=== What to work on ===
Write out, precisely and in full, each line of the material.

=== Provided records ===
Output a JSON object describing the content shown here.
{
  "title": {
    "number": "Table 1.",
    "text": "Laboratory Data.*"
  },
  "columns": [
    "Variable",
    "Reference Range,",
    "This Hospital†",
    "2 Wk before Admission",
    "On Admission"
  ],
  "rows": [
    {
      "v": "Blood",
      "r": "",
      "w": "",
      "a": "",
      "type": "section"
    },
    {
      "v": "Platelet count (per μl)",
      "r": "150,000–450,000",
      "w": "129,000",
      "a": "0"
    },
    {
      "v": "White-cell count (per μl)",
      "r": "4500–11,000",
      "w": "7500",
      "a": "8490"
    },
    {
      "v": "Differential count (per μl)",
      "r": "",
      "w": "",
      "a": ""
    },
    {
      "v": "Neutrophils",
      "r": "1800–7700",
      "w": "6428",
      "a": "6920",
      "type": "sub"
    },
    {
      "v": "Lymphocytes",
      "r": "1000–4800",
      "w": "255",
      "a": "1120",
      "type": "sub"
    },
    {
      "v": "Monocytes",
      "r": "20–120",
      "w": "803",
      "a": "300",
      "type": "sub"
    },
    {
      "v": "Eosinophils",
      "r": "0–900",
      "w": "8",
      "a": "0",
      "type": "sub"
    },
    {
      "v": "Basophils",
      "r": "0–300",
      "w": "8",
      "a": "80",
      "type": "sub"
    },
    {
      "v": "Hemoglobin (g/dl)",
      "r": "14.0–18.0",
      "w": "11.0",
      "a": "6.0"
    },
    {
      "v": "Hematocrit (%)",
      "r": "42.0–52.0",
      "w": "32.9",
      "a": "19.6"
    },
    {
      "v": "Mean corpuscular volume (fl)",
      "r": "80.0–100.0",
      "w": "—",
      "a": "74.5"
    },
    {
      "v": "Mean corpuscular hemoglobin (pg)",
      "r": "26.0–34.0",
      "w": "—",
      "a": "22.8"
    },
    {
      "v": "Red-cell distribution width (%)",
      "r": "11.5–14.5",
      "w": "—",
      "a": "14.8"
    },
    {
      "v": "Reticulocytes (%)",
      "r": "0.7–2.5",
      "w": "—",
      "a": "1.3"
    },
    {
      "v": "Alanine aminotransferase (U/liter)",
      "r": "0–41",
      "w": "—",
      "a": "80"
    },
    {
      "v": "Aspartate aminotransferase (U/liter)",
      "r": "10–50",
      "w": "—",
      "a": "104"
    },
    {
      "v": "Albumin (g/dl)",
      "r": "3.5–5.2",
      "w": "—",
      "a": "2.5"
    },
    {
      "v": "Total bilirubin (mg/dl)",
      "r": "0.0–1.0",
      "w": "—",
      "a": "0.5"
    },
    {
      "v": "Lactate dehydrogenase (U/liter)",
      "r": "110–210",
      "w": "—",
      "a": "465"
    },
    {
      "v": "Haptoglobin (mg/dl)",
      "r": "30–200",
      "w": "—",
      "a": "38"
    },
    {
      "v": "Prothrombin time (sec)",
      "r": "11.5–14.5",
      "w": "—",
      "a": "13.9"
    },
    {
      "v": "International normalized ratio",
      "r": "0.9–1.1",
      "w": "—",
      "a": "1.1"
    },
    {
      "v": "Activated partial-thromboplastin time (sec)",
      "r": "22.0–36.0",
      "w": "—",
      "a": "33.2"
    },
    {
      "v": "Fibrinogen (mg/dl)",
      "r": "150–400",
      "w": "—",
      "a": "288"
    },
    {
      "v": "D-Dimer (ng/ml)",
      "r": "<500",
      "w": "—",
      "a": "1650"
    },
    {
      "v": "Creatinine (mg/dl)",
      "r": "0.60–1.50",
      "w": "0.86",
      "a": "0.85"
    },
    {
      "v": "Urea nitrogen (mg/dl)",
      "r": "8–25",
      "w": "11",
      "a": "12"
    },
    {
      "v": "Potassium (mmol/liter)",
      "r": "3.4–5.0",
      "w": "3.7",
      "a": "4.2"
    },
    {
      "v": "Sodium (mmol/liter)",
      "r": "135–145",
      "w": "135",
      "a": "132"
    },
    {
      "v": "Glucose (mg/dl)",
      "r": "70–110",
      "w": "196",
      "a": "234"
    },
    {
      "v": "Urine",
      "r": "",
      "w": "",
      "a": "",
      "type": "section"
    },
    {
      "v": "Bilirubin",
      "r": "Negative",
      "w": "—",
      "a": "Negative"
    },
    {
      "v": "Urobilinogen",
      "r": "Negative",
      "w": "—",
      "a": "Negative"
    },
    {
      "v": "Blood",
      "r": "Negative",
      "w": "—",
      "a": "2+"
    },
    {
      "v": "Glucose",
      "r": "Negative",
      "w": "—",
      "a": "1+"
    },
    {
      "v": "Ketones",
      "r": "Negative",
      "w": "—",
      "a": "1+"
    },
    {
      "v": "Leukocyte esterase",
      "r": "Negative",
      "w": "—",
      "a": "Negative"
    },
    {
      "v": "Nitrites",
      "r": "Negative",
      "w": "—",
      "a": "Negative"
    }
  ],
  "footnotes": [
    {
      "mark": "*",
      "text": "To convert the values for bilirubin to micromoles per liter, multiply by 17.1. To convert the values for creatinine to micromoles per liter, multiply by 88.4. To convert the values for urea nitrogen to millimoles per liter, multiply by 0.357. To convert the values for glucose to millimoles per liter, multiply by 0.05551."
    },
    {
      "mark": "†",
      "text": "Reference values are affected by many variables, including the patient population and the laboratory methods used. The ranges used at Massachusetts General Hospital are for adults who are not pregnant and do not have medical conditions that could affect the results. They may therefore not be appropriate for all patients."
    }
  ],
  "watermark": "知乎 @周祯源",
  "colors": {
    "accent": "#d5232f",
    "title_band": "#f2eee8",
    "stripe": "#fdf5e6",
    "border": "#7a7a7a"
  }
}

=== Completed task ===
Output a JSON object describing the content shown here.
{
  "title": {
    "number": "Table 1.",
    "text": "Laboratory Data.*"
  },
  "columns": [
    "Variable",
    "Reference Range,",
    "This Hospital†",
    "2 Wk before Admission",
    "On Admission"
  ],
  "rows": [
    {
      "v": "Blood",
      "r": "",
      "w": "",
      "a": "",
      "type": "section"
    },
    {
      "v": "Platelet count (per μl)",
      "r": "150,000–450,000",
      "w": "129,000",
      "a": "0"
    },
    {
      "v": "White-cell count (per μl)",
      "r": "4500–11,000",
      "w": "7500",
      "a": "8490"
    },
    {
      "v": "Differential count (per μl)",
      "r": "",
      "w": "",
      "a": ""
    },
    {
      "v": "Neutrophils",
      "r": "1800–7700",
      "w": "6428",
      "a": "6920",
      "type": "sub"
    },
    {
      "v": "Lymphocytes",
      "r": "1000–4800",
      "w": "255",
      "a": "1120",
      "type": "sub"
    },
    {
      "v": "Monocytes",
      "r": "20–120",
      "w": "803",
      "a": "300",
      "type": "sub"
    },
    {
      "v": "Eosinophils",
      "r": "0–900",
      "w": "8",
      "a": "0",
      "type": "sub"
    },
    {
      "v": "Basophils",
      "r": "0–300",
      "w": "8",
      "a": "80",
      "type": "sub"
    },
    {
      "v": "Hemoglobin (g/dl)",
      "r": "14.0–18.0",
      "w": "11.0",
      "a": "6.0"
    },
    {
      "v": "Hematocrit (%)",
      "r": "42.0–52.0",
      "w": "32.9",
      "a": "19.6"
    },
    {
      "v": "Mean corpuscular volume (fl)",
      "r": "80.0–100.0",
      "w": "—",
      "a": "74.5"
    },
    {
      "v": "Mean corpuscular hemoglobin (pg)",
      "r": "26.0–34.0",
      "w": "—",
      "a": "22.8"
    },
    {
      "v": "Red-cell distribution width (%)",
      "r": "11.5–14.5",
      "w": "—",
      "a": "14.8"
    },
    {
      "v": "Reticulocytes (%)",
      "r": "0.7–2.5",
      "w": "—",
      "a": "1.3"
    },
    {
      "v": "Alanine aminotransferase (U/liter)",
      "r": "0–41",
      "w": "—",
      "a": "80"
    },
    {
      "v": "Aspartate aminotransferase (U/liter)",
      "r": "10–50",
      "w": "—",
      "a": "104"
    },
    {
      "v": "Albumin (g/dl)",
      "r": "3.5–5.2",
      "w": "—",
      "a": "2.5"
    },
    {
      "v": "Total bilirubin (mg/dl)",
      "r": "0.0–1.0",
      "w": "—",
      "a": "0.5"
    },
    {
      "v": "Lactate dehydrogenase (U/liter)",
      "r": "110–210",
      "w": "—",
      "a": "465"
    },
    {
      "v": "Haptoglobin (mg/dl)",
      "r": "30–200",
      "w": "—",
      "a": "38"
    },
    {
      "v": "Prothrombin time (sec)",
      "r": "11.5–14.5",
      "w": "—",
      "a": "13.9"
    },
    {
      "v": "International normalized ratio",
      "r": "0.9–1.1",
      "w": "—",
      "a": "1.1"
    },
    {
      "v": "Activated partial-thromboplastin time (sec)",
      "r": "22.0–36.0",
      "w": "—",
      "a": "33.2"
    },
    {
      "v": "Fibrinogen (mg/dl)",
      "r": "150–400",
      "w": "—",
      "a": "288"
    },
    {
      "v": "D-Dimer (ng/ml)",
      "r": "<500",
      "w": "—",
      "a": "1650"
    },
    {
      "v": "Creatinine (mg/dl)",
      "r": "0.60–1.50",
      "w": "0.86",
      "a": "0.85"
    },
    {
      "v": "Urea nitrogen (mg/dl)",
      "r": "8–25",
      "w": "11",
      "a": "12"
    },
    {
      "v": "Potassium (mmol/liter)",
      "r": "3.4–5.0",
      "w": "3.7",
      "a": "4.2"
    },
    {
      "v": "Sodium (mmol/liter)",
      "r": "135–145",
      "w": "135",
      "a": "132"
    },
    {
      "v": "Glucose (mg/dl)",
      "r": "70–110",
      "w": "196",
      "a": "234"
    },
    {
      "v": "Urine",
      "r": "",
      "w": "",
      "a": "",
      "type": "section"
    },
    {
      "v": "Bilirubin",
      "r": "Negative",
      "w": "—",
      "a": "Negative"
    },
    {
      "v": "Urobilinogen",
      "r": "Negative",
      "w": "—",
      "a": "Negative"
    },
    {
      "v": "Blood",
      "r": "Negative",
      "w": "—",
      "a": "2+"
    },
    {
      "v": "Glucose",
      "r": "Negative",
      "w": "—",
      "a": "1+"
    },
    {
      "v": "Ketones",
      "r": "Negative",
      "w": "—",
      "a": "1+"
    },
    {
      "v": "Leukocyte esterase",
      "r": "Negative",
      "w": "—",
      "a": "Negative"
    },
    {
      "v": "Nitrites",
      "r": "Negative",
      "w": "—",
      "a": "Negative"
    }
  ],
  "footnotes": [
    {
      "mark": "*",
      "text": "To convert the values for bilirubin to micromoles per liter, multiply by 17.1. To convert the values for creatinine to micromoles per liter, multiply by 88.4. To convert the values for urea nitrogen to millimoles per liter, multiply by 0.357. To convert the values for glucose to millimoles per liter, multiply by 0.05551."
    },
    {
      "mark": "†",
      "text": "Reference values are affected by many variables, including the patient population and the laboratory methods used. The ranges used at Massachusetts General Hospital are for adults who are not pregnant and do not have medical conditions that could affect the results. They may therefore not be appropriate for all patients."
    }
  ],
  "watermark": "知乎 @周祯源",
  "colors": {
    "accent": "#d5232f",
    "title_band": "#f2eee8",
    "stripe": "#fdf5e6",
    "border": "#7a7a7a"
  }
}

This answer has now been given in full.